**WHAT IS ASKED:** Retype every entry word for word.

**TASK DATA:**
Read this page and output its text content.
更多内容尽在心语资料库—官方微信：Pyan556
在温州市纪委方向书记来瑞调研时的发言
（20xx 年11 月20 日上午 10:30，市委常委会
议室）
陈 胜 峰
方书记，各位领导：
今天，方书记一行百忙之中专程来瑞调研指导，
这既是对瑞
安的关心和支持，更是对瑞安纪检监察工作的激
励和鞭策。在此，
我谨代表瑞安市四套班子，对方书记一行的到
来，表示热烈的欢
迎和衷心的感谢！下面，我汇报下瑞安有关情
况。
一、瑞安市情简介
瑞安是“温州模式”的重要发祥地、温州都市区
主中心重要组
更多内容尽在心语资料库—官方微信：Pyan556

**SOLUTION TO THE EXERCISE:**
Read this page and output its text content.
更多内容尽在心语资料库—官方微信：Pyan556
在温州市纪委方向书记来瑞调研时的发言
（20xx 年11 月20 日上午 10:30，市委常委会
议室）
陈 胜 峰
方书记，各位领导：
今天，方书记一行百忙之中专程来瑞调研指导，
这既是对瑞
安的关心和支持，更是对瑞安纪检监察工作的激
励和鞭策。在此，
我谨代表瑞安市四套班子，对方书记一行的到
来，表示热烈的欢
迎和衷心的感谢！下面，我汇报下瑞安有关情
况。
一、瑞安市情简介
瑞安是“温州模式”的重要发祥地、温州都市区
主中心重要组
更多内容尽在心语资料库—官方微信：Pyan556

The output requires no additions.